● **Provided entries**:
## start

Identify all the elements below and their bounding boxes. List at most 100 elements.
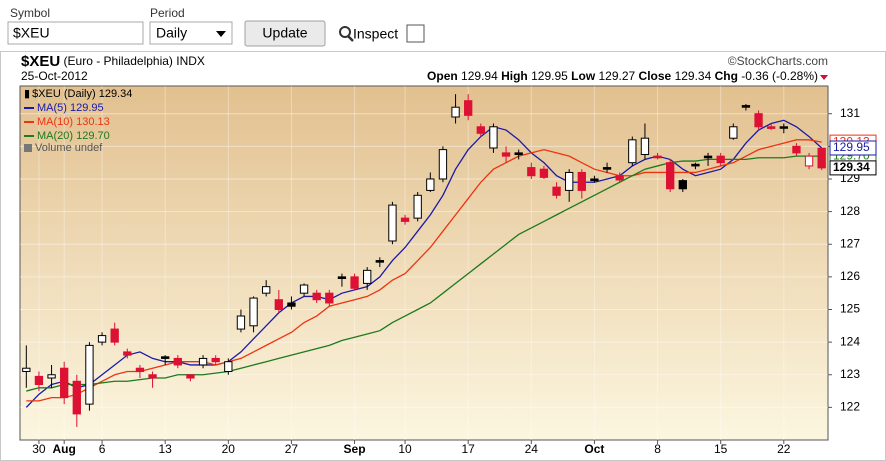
candle-body (767, 126, 776, 129)
marks (22, 94, 826, 427)
price-tag-label: 129.95 (833, 140, 870, 154)
plot-area (19, 85, 829, 441)
change-arrow (820, 75, 828, 80)
candle-body (186, 374, 195, 379)
candle-body (792, 145, 801, 154)
period-value: Daily (156, 25, 187, 41)
candle-body (590, 178, 599, 182)
y-tick-label: 122 (840, 400, 860, 414)
toolbar (0, 0, 886, 50)
candle-body (34, 375, 44, 386)
price-tag-label: 129.34 (833, 160, 870, 174)
candle-body (135, 367, 145, 372)
legend-entry: Volume undef (35, 142, 103, 154)
candle-body (60, 367, 69, 399)
quote-value: 129.27 (599, 69, 636, 83)
x-tick-label: 8 (654, 442, 661, 456)
y-tick-label: 123 (840, 367, 860, 381)
candle-body (640, 137, 650, 156)
title-exchange: INDX (176, 54, 205, 68)
candle-body (666, 162, 675, 190)
chart-date: 25-Oct-2012 (21, 69, 88, 83)
quote-label: Chg (715, 69, 738, 83)
quote-label: High (501, 69, 528, 83)
candle-body (161, 356, 170, 359)
x-tick-label: 27 (285, 442, 299, 456)
y-tick-label: 125 (840, 302, 860, 316)
x-tick-label: 6 (99, 442, 106, 456)
chart-title: $XEU (Euro - Philadelphia) INDX (21, 53, 205, 70)
update-button[interactable] (244, 20, 326, 47)
price-tag (829, 140, 877, 156)
candle-body (552, 186, 561, 196)
quote-value: 129.94 (461, 69, 498, 83)
quote-label: Low (571, 69, 596, 83)
inspect-icon-handle (347, 35, 354, 42)
candle-body (375, 260, 384, 263)
candle-body (274, 299, 283, 310)
candle-body (817, 147, 826, 169)
axes: 12212312412512612712812913013130Aug61320… (32, 106, 877, 456)
y-tick-label: 126 (840, 269, 860, 283)
y-tick-label: 128 (840, 204, 860, 218)
price-tag (829, 160, 877, 176)
candle-body (678, 180, 687, 190)
candle-body (565, 171, 574, 191)
inspect-label: Inspect (353, 26, 398, 42)
candle-body (804, 155, 814, 167)
candle-body (501, 152, 511, 157)
candle-body (97, 335, 107, 343)
candle-body (123, 351, 132, 356)
candle-body (754, 113, 763, 128)
candle-body (413, 194, 422, 219)
quote-value: -0.36 (-0.28%) (741, 69, 818, 83)
candle-body (312, 292, 321, 301)
select-arrow (216, 31, 226, 37)
x-tick-label: Sep (344, 442, 366, 456)
candle-body (72, 380, 81, 415)
candle-body (388, 204, 397, 242)
candle-body (224, 361, 233, 372)
x-tick-label: Oct (584, 442, 604, 456)
legend-value: 129.34 (99, 88, 133, 100)
x-tick-label: 10 (398, 442, 412, 456)
legend-name: MA(10) (37, 116, 73, 128)
candle-body (464, 100, 473, 116)
symbol-input[interactable] (7, 21, 144, 45)
candle-body (628, 139, 637, 164)
x-tick-label: 17 (462, 442, 476, 456)
candle-body (173, 357, 182, 366)
x-tick-label: 15 (714, 442, 728, 456)
quote-label: Open (427, 69, 458, 83)
candle-body (653, 155, 662, 159)
candle-body (426, 178, 435, 191)
ma-line (26, 155, 822, 392)
legend-value: 129.70 (76, 130, 110, 142)
candle-body (438, 149, 448, 180)
period-select[interactable] (149, 21, 233, 45)
x-tick-label: 22 (777, 442, 791, 456)
candle-body (691, 163, 700, 167)
candle-body (47, 374, 56, 379)
candle-body (615, 175, 624, 181)
candle-body (85, 344, 94, 405)
candle-body (539, 168, 549, 178)
legend: ▮ $XEU (Daily) 129.34 MA(5) 129.95 MA(10) 1… (24, 88, 132, 154)
candle-body (350, 276, 359, 289)
candle-body (514, 152, 523, 156)
candle-body (779, 126, 788, 129)
candle-body (489, 126, 498, 149)
symbol-value: $XEU (13, 25, 50, 41)
symbol-label: Symbol (10, 6, 50, 20)
candle-body (211, 357, 220, 363)
candle-body (236, 315, 246, 330)
candle-body (451, 106, 460, 118)
candle-body (110, 328, 119, 343)
legend-name: MA(20) (37, 130, 73, 142)
inspect-checkbox[interactable] (406, 24, 425, 43)
legend-entry: MA(10) 130.13 (37, 116, 110, 128)
x-tick-label: 13 (159, 442, 173, 456)
ma-line (26, 139, 822, 402)
candle-body (577, 171, 586, 191)
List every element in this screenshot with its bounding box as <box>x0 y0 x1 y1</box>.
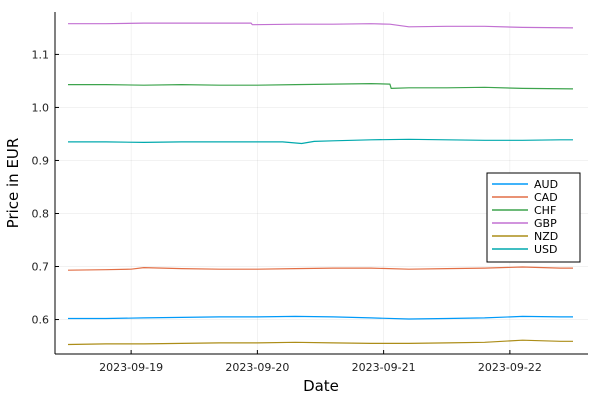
y-tick-label: 0.9 <box>32 154 50 167</box>
series-line-nzd <box>67 339 573 346</box>
y-tick-label: 0.7 <box>32 261 50 274</box>
y-axis-title: Price in EUR <box>4 138 22 229</box>
x-tick-label: 2023-09-20 <box>225 361 289 374</box>
x-ticks: 2023-09-19 2023-09-20 2023-09-21 2023-09-22 <box>99 350 542 374</box>
x-tick-label: 2023-09-22 <box>478 361 542 374</box>
series-line-usd <box>68 138 573 145</box>
legend-label-aud: AUD <box>534 178 558 191</box>
axes <box>54 12 588 355</box>
series-layer <box>67 22 574 346</box>
y-tick-label: 0.8 <box>32 207 50 220</box>
series-line-chf <box>68 82 574 90</box>
y-ticks: 0.6 0.7 0.8 0.9 1.0 1.1 <box>32 48 59 327</box>
x-axis-title: Date <box>303 377 339 395</box>
series-line-aud <box>68 315 573 320</box>
series-line-cad <box>67 266 573 271</box>
legend-label-nzd: NZD <box>534 230 558 243</box>
legend-label-chf: CHF <box>534 204 556 217</box>
y-tick-label: 1.1 <box>32 48 50 61</box>
x-tick-label: 2023-09-19 <box>99 361 163 374</box>
y-tick-label: 0.6 <box>32 314 50 327</box>
legend-label-cad: CAD <box>534 191 558 204</box>
y-tick-label: 1.0 <box>32 101 50 114</box>
legend-box <box>486 172 581 263</box>
legend-label-gbp: GBP <box>534 217 557 230</box>
x-tick-label: 2023-09-21 <box>352 361 416 374</box>
legend-label-usd: USD <box>534 243 558 256</box>
series-line-gbp <box>68 22 574 29</box>
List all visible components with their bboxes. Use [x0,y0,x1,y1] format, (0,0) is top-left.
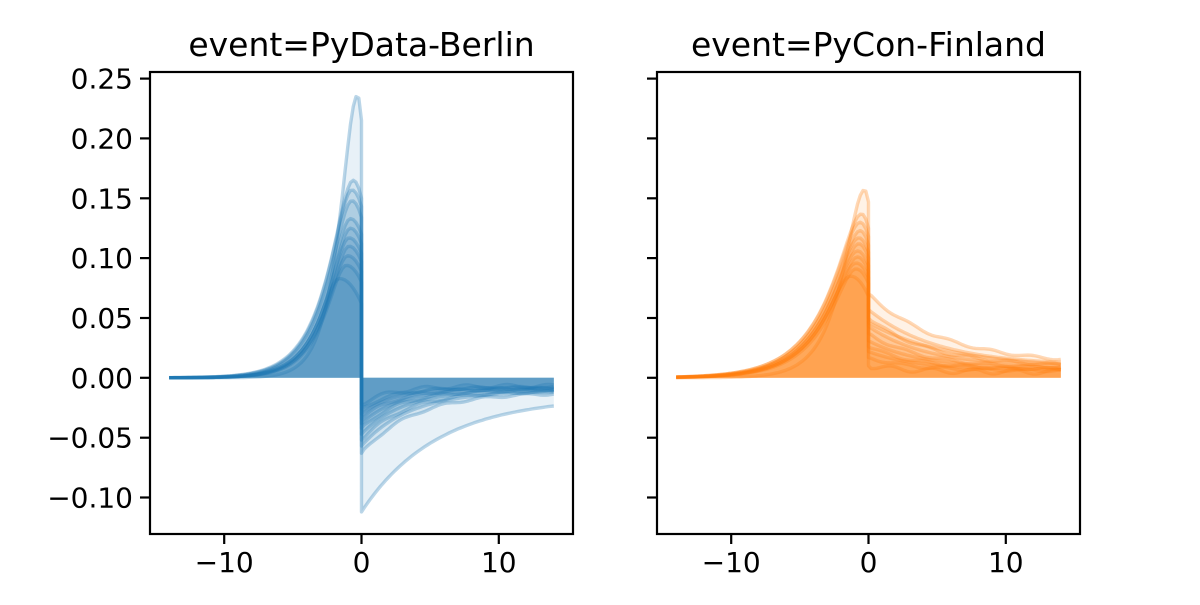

## end

● **What is asked**: Copy the records above word for word, line by line, and leave out the pictures.

● **Answer for this exercise**:
Identify all the elements below and their bounding boxes. List at most 100 elements.
candle-body (767, 126, 776, 129)
marks (22, 94, 826, 427)
price-tag-label: 129.95 (833, 140, 870, 154)
plot-area (19, 85, 829, 441)
change-arrow (820, 75, 828, 80)
candle-body (186, 374, 195, 379)
candle-body (792, 145, 801, 154)
period-value: Daily (156, 25, 187, 41)
candle-body (590, 178, 599, 182)
y-tick-label: 122 (840, 400, 860, 414)
toolbar (0, 0, 886, 50)
candle-body (34, 375, 44, 386)
price-tag-label: 129.34 (833, 160, 870, 174)
candle-body (135, 367, 145, 372)
legend-entry: Volume undef (35, 142, 103, 154)
candle-body (60, 367, 69, 399)
quote-value: 129.27 (599, 69, 636, 83)
x-tick-label: 8 (654, 442, 661, 456)
y-tick-label: 123 (840, 367, 860, 381)
candle-body (640, 137, 650, 156)
title-exchange: INDX (176, 54, 205, 68)
candle-body (666, 162, 675, 190)
chart-date: 25-Oct-2012 (21, 69, 88, 83)
quote-label: Chg (715, 69, 738, 83)
quote-label: High (501, 69, 528, 83)
candle-body (161, 356, 170, 359)
x-tick-label: 27 (285, 442, 299, 456)
y-tick-label: 125 (840, 302, 860, 316)
x-tick-label: 6 (99, 442, 106, 456)
chart-title: $XEU (Euro - Philadelphia) INDX (21, 53, 205, 70)
update-button[interactable] (244, 20, 326, 47)
price-tag (829, 140, 877, 156)
candle-body (552, 186, 561, 196)
quote-value: 129.94 (461, 69, 498, 83)
quote-label: Low (571, 69, 596, 83)
inspect-icon-handle (347, 35, 354, 42)
candle-body (375, 260, 384, 263)
candle-body (274, 299, 283, 310)
candle-body (817, 147, 826, 169)
axes: 12212312412512612712812913013130Aug61320… (32, 106, 877, 456)
y-tick-label: 126 (840, 269, 860, 283)
y-tick-label: 128 (840, 204, 860, 218)
price-tag (829, 160, 877, 176)
candle-body (678, 180, 687, 190)
candle-body (565, 171, 574, 191)
inspect-label: Inspect (353, 26, 398, 42)
candle-body (804, 155, 814, 167)
candle-body (501, 152, 511, 157)
candle-body (97, 335, 107, 343)
candle-body (123, 351, 132, 356)
candle-body (754, 113, 763, 128)
candle-body (413, 194, 422, 219)
quote-value: -0.36 (-0.28%) (741, 69, 818, 83)
candle-body (312, 292, 321, 301)
select-arrow (216, 31, 226, 37)
x-tick-label: Sep (344, 442, 366, 456)
candle-body (72, 380, 81, 415)
candle-body (388, 204, 397, 242)
candle-body (224, 361, 233, 372)
x-tick-label: Oct (584, 442, 604, 456)
legend-value: 129.34 (99, 88, 133, 100)
x-tick-label: 10 (398, 442, 412, 456)
legend-name: MA(10) (37, 116, 73, 128)
candle-body (464, 100, 473, 116)
symbol-input[interactable] (7, 21, 144, 45)
candle-body (628, 139, 637, 164)
x-tick-label: 17 (462, 442, 476, 456)
candle-body (173, 357, 182, 366)
x-tick-label: 15 (714, 442, 728, 456)
quote-label: Open (427, 69, 458, 83)
candle-body (653, 155, 662, 159)
candle-body (426, 178, 435, 191)
ma-line (26, 155, 822, 392)
legend-value: 129.70 (76, 130, 110, 142)
candle-body (438, 149, 448, 180)
period-select[interactable] (149, 21, 233, 45)
x-tick-label: 22 (777, 442, 791, 456)
candle-body (691, 163, 700, 167)
candle-body (47, 374, 56, 379)
candle-body (615, 175, 624, 181)
candle-body (85, 344, 94, 405)
candle-body (539, 168, 549, 178)
legend: ▮ $XEU (Daily) 129.34 MA(5) 129.95 MA(10) 1… (24, 88, 132, 154)
candle-body (350, 276, 359, 289)
candle-body (514, 152, 523, 156)
candle-body (779, 126, 788, 129)
candle-body (489, 126, 498, 149)
symbol-value: $XEU (13, 25, 50, 41)
symbol-label: Symbol (10, 6, 50, 20)
candle-body (211, 357, 220, 363)
candle-body (236, 315, 246, 330)
candle-body (451, 106, 460, 118)
candle-body (110, 328, 119, 343)
legend-name: MA(20) (37, 130, 73, 142)
inspect-checkbox[interactable] (406, 24, 425, 43)
legend-entry: MA(10) 130.13 (37, 116, 110, 128)
x-tick-label: 13 (159, 442, 173, 456)
ma-line (26, 139, 822, 402)
candle-body (577, 171, 586, 191)
List every element in this screenshot with its bounding box as <box>x0 y0 x1 y1</box>.
y-tick-label: 0.9 <box>32 154 50 167</box>
series-line-nzd <box>67 339 573 346</box>
y-tick-label: 0.7 <box>32 261 50 274</box>
y-axis-title: Price in EUR <box>4 138 22 229</box>
x-tick-label: 2023-09-20 <box>225 361 289 374</box>
x-ticks: 2023-09-19 2023-09-20 2023-09-21 2023-09-22 <box>99 350 542 374</box>
x-tick-label: 2023-09-22 <box>478 361 542 374</box>
series-line-usd <box>68 138 573 145</box>
legend-label-aud: AUD <box>534 178 558 191</box>
axes <box>54 12 588 355</box>
series-layer <box>67 22 574 346</box>
y-tick-label: 0.8 <box>32 207 50 220</box>
series-line-chf <box>68 82 574 90</box>
y-ticks: 0.6 0.7 0.8 0.9 1.0 1.1 <box>32 48 59 327</box>
x-axis-title: Date <box>303 377 339 395</box>
series-line-aud <box>68 315 573 320</box>
series-line-cad <box>67 266 573 271</box>
legend-label-nzd: NZD <box>534 230 558 243</box>
legend-label-chf: CHF <box>534 204 556 217</box>
y-tick-label: 1.1 <box>32 48 50 61</box>
x-tick-label: 2023-09-19 <box>99 361 163 374</box>
y-tick-label: 0.6 <box>32 314 50 327</box>
legend-label-cad: CAD <box>534 191 558 204</box>
y-tick-label: 1.0 <box>32 101 50 114</box>
legend-box <box>486 172 581 263</box>
legend-label-gbp: GBP <box>534 217 557 230</box>
x-tick-label: 2023-09-21 <box>352 361 416 374</box>
legend-label-usd: USD <box>534 243 558 256</box>
series-line-gbp <box>68 22 574 29</box>
List all visible components with their bboxes. Use [x0,y0,x1,y1] format, (0,0) is top-left.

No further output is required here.